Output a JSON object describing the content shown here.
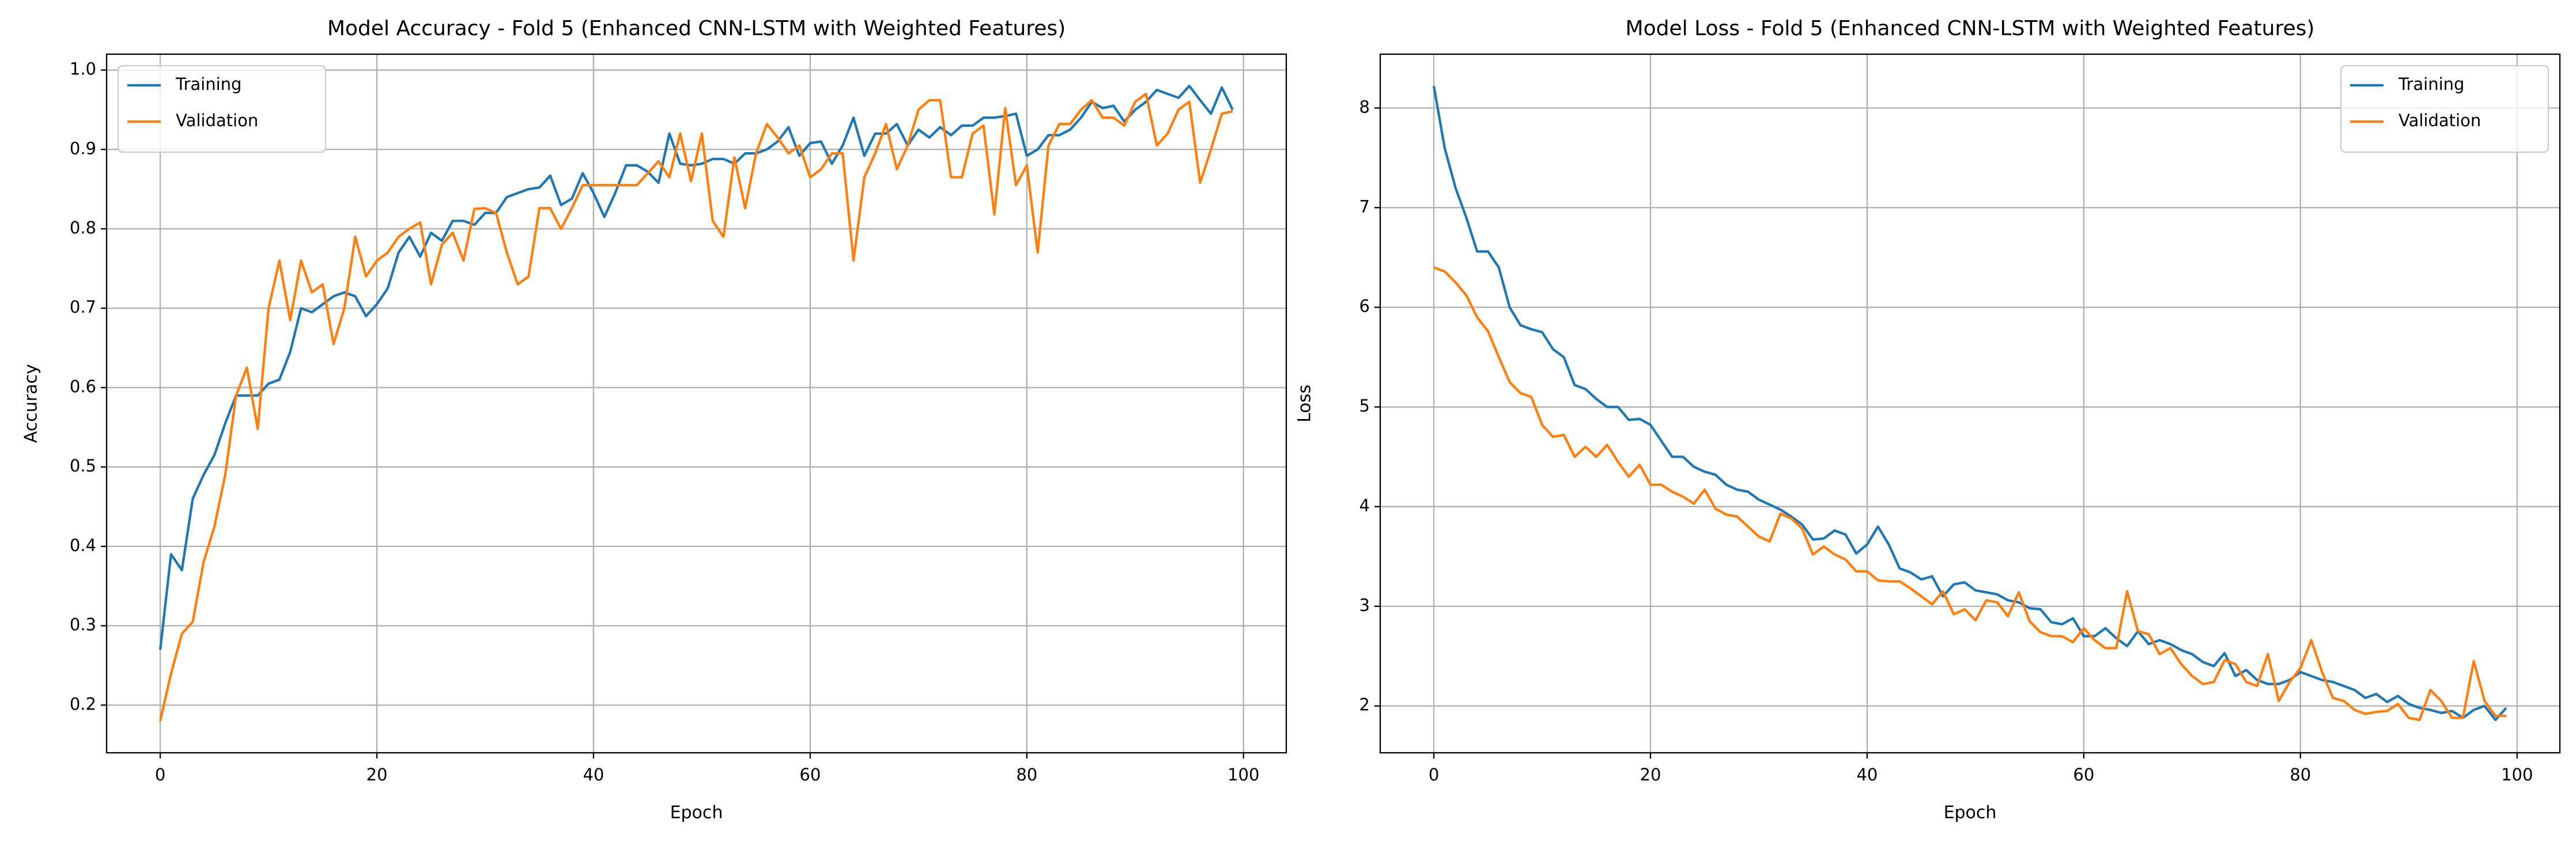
{
  "chart_data": [
    {
      "type": "line",
      "title": "Model Accuracy - Fold 5 (Enhanced CNN-LSTM with Weighted Features)",
      "xlabel": "Epoch",
      "ylabel": "Accuracy",
      "x": [
        0,
        1,
        2,
        3,
        4,
        5,
        6,
        7,
        8,
        9,
        10,
        11,
        12,
        13,
        14,
        15,
        16,
        17,
        18,
        19,
        20,
        21,
        22,
        23,
        24,
        25,
        26,
        27,
        28,
        29,
        30,
        31,
        32,
        33,
        34,
        35,
        36,
        37,
        38,
        39,
        40,
        41,
        42,
        43,
        44,
        45,
        46,
        47,
        48,
        49,
        50,
        51,
        52,
        53,
        54,
        55,
        56,
        57,
        58,
        59,
        60,
        61,
        62,
        63,
        64,
        65,
        66,
        67,
        68,
        69,
        70,
        71,
        72,
        73,
        74,
        75,
        76,
        77,
        78,
        79,
        80,
        81,
        82,
        83,
        84,
        85,
        86,
        87,
        88,
        89,
        90,
        91,
        92,
        93,
        94,
        95,
        96,
        97,
        98,
        99
      ],
      "series": [
        {
          "name": "Training",
          "color": "#1f77b4",
          "values": [
            0.27,
            0.39,
            0.37,
            0.46,
            0.49,
            0.515,
            0.555,
            0.59,
            0.59,
            0.59,
            0.605,
            0.61,
            0.645,
            0.7,
            0.695,
            0.705,
            0.715,
            0.72,
            0.715,
            0.69,
            0.705,
            0.725,
            0.77,
            0.79,
            0.765,
            0.795,
            0.785,
            0.81,
            0.81,
            0.805,
            0.82,
            0.82,
            0.84,
            0.845,
            0.85,
            0.852,
            0.867,
            0.83,
            0.838,
            0.87,
            0.845,
            0.815,
            0.845,
            0.88,
            0.88,
            0.872,
            0.858,
            0.92,
            0.882,
            0.88,
            0.882,
            0.888,
            0.888,
            0.882,
            0.895,
            0.895,
            0.9,
            0.91,
            0.928,
            0.892,
            0.908,
            0.91,
            0.882,
            0.905,
            0.94,
            0.892,
            0.92,
            0.92,
            0.932,
            0.905,
            0.925,
            0.915,
            0.928,
            0.918,
            0.93,
            0.93,
            0.94,
            0.94,
            0.942,
            0.945,
            0.892,
            0.9,
            0.918,
            0.918,
            0.925,
            0.94,
            0.96,
            0.952,
            0.955,
            0.935,
            0.95,
            0.96,
            0.975,
            0.97,
            0.965,
            0.98,
            0.962,
            0.945,
            0.978,
            0.95
          ]
        },
        {
          "name": "Validation",
          "color": "#ff7f0e",
          "values": [
            0.18,
            0.24,
            0.29,
            0.305,
            0.38,
            0.425,
            0.49,
            0.59,
            0.625,
            0.548,
            0.7,
            0.76,
            0.685,
            0.76,
            0.72,
            0.73,
            0.655,
            0.7,
            0.79,
            0.74,
            0.76,
            0.77,
            0.79,
            0.8,
            0.808,
            0.73,
            0.78,
            0.795,
            0.76,
            0.825,
            0.826,
            0.82,
            0.77,
            0.73,
            0.74,
            0.826,
            0.826,
            0.8,
            0.826,
            0.855,
            0.855,
            0.855,
            0.855,
            0.855,
            0.855,
            0.87,
            0.885,
            0.865,
            0.92,
            0.86,
            0.92,
            0.81,
            0.79,
            0.89,
            0.826,
            0.895,
            0.932,
            0.915,
            0.895,
            0.905,
            0.865,
            0.875,
            0.895,
            0.895,
            0.76,
            0.865,
            0.895,
            0.932,
            0.875,
            0.905,
            0.95,
            0.962,
            0.962,
            0.865,
            0.865,
            0.92,
            0.93,
            0.818,
            0.952,
            0.855,
            0.88,
            0.77,
            0.905,
            0.932,
            0.932,
            0.95,
            0.962,
            0.94,
            0.94,
            0.93,
            0.96,
            0.97,
            0.905,
            0.92,
            0.95,
            0.96,
            0.858,
            0.9,
            0.945,
            0.948
          ]
        }
      ],
      "xlim": [
        -4.95,
        103.95
      ],
      "ylim": [
        0.14,
        1.02
      ],
      "xticks": [
        0,
        20,
        40,
        60,
        80,
        100
      ],
      "yticks": [
        0.2,
        0.3,
        0.4,
        0.5,
        0.6,
        0.7,
        0.8,
        0.9,
        {
          "value": 1,
          "label": "1.0"
        }
      ],
      "grid": true,
      "legend_loc": "upper left"
    },
    {
      "type": "line",
      "title": "Model Loss - Fold 5 (Enhanced CNN-LSTM with Weighted Features)",
      "xlabel": "Epoch",
      "ylabel": "Loss",
      "x": [
        0,
        1,
        2,
        3,
        4,
        5,
        6,
        7,
        8,
        9,
        10,
        11,
        12,
        13,
        14,
        15,
        16,
        17,
        18,
        19,
        20,
        21,
        22,
        23,
        24,
        25,
        26,
        27,
        28,
        29,
        30,
        31,
        32,
        33,
        34,
        35,
        36,
        37,
        38,
        39,
        40,
        41,
        42,
        43,
        44,
        45,
        46,
        47,
        48,
        49,
        50,
        51,
        52,
        53,
        54,
        55,
        56,
        57,
        58,
        59,
        60,
        61,
        62,
        63,
        64,
        65,
        66,
        67,
        68,
        69,
        70,
        71,
        72,
        73,
        74,
        75,
        76,
        77,
        78,
        79,
        80,
        81,
        82,
        83,
        84,
        85,
        86,
        87,
        88,
        89,
        90,
        91,
        92,
        93,
        94,
        95,
        96,
        97,
        98,
        99
      ],
      "series": [
        {
          "name": "Training",
          "color": "#1f77b4",
          "values": [
            8.22,
            7.6,
            7.2,
            6.9,
            6.56,
            6.56,
            6.4,
            6.0,
            5.82,
            5.78,
            5.75,
            5.58,
            5.5,
            5.22,
            5.18,
            5.08,
            5.0,
            5.0,
            4.87,
            4.88,
            4.82,
            4.66,
            4.5,
            4.5,
            4.4,
            4.35,
            4.32,
            4.22,
            4.17,
            4.15,
            4.07,
            4.02,
            3.97,
            3.9,
            3.82,
            3.67,
            3.68,
            3.76,
            3.72,
            3.53,
            3.62,
            3.8,
            3.62,
            3.38,
            3.34,
            3.27,
            3.3,
            3.1,
            3.22,
            3.24,
            3.16,
            3.14,
            3.12,
            3.06,
            3.04,
            2.98,
            2.97,
            2.84,
            2.82,
            2.88,
            2.7,
            2.7,
            2.78,
            2.68,
            2.6,
            2.75,
            2.62,
            2.66,
            2.62,
            2.56,
            2.52,
            2.44,
            2.4,
            2.53,
            2.3,
            2.36,
            2.26,
            2.22,
            2.22,
            2.26,
            2.34,
            2.3,
            2.26,
            2.24,
            2.2,
            2.16,
            2.08,
            2.12,
            2.04,
            2.1,
            2.02,
            1.98,
            1.96,
            1.93,
            1.95,
            1.88,
            1.96,
            2.0,
            1.86,
            1.98
          ]
        },
        {
          "name": "Validation",
          "color": "#ff7f0e",
          "values": [
            6.4,
            6.36,
            6.25,
            6.12,
            5.9,
            5.76,
            5.5,
            5.25,
            5.14,
            5.1,
            4.82,
            4.7,
            4.72,
            4.5,
            4.6,
            4.5,
            4.62,
            4.45,
            4.3,
            4.42,
            4.22,
            4.22,
            4.15,
            4.1,
            4.03,
            4.17,
            3.98,
            3.92,
            3.9,
            3.8,
            3.7,
            3.65,
            3.93,
            3.88,
            3.78,
            3.52,
            3.6,
            3.52,
            3.47,
            3.35,
            3.35,
            3.26,
            3.25,
            3.25,
            3.18,
            3.1,
            3.02,
            3.15,
            2.92,
            2.97,
            2.86,
            3.06,
            3.04,
            2.9,
            3.14,
            2.85,
            2.74,
            2.7,
            2.7,
            2.64,
            2.78,
            2.66,
            2.58,
            2.58,
            3.15,
            2.75,
            2.72,
            2.52,
            2.58,
            2.42,
            2.3,
            2.22,
            2.24,
            2.46,
            2.42,
            2.24,
            2.2,
            2.52,
            2.05,
            2.24,
            2.38,
            2.66,
            2.34,
            2.08,
            2.05,
            1.96,
            1.92,
            1.94,
            1.95,
            2.02,
            1.88,
            1.86,
            2.16,
            2.05,
            1.88,
            1.88,
            2.45,
            2.05,
            1.9,
            1.9
          ]
        }
      ],
      "xlim": [
        -4.95,
        103.95
      ],
      "ylim": [
        1.53,
        8.54
      ],
      "xticks": [
        0,
        20,
        40,
        60,
        80,
        100
      ],
      "yticks": [
        2,
        3,
        4,
        5,
        6,
        7,
        8
      ],
      "grid": true,
      "legend_loc": "upper right"
    }
  ]
}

- _GIVEN EXERCISE_
Find every line with the word "upper" and state how many there are, with no other words.

- _FINISHED TASK_
2